*** Supplied records
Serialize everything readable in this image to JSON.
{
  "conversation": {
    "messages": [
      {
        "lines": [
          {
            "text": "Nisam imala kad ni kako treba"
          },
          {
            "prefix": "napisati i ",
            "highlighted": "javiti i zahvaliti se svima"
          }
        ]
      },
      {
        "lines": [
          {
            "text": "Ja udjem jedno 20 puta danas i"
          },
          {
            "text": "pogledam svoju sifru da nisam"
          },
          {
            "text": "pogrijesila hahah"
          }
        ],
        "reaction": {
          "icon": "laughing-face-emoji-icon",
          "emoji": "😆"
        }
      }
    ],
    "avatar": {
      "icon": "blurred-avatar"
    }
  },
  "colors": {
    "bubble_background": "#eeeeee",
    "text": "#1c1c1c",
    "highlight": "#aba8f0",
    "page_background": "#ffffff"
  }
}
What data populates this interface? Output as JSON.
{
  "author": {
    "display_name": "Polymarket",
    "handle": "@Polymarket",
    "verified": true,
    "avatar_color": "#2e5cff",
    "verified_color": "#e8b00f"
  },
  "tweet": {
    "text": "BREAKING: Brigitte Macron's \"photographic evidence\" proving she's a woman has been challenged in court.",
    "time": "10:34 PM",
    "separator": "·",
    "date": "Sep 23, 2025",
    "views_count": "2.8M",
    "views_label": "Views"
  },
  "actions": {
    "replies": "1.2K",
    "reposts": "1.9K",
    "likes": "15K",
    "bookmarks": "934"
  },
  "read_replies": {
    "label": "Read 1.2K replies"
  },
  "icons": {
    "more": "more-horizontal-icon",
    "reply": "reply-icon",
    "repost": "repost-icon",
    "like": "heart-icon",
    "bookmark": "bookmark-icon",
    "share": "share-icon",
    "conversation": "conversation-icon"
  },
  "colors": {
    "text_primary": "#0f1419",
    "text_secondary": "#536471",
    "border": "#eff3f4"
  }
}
******
* Given exercise: State the count of lines above containing the string "Polymarket", and add nothing to it.

* Exercise result: 2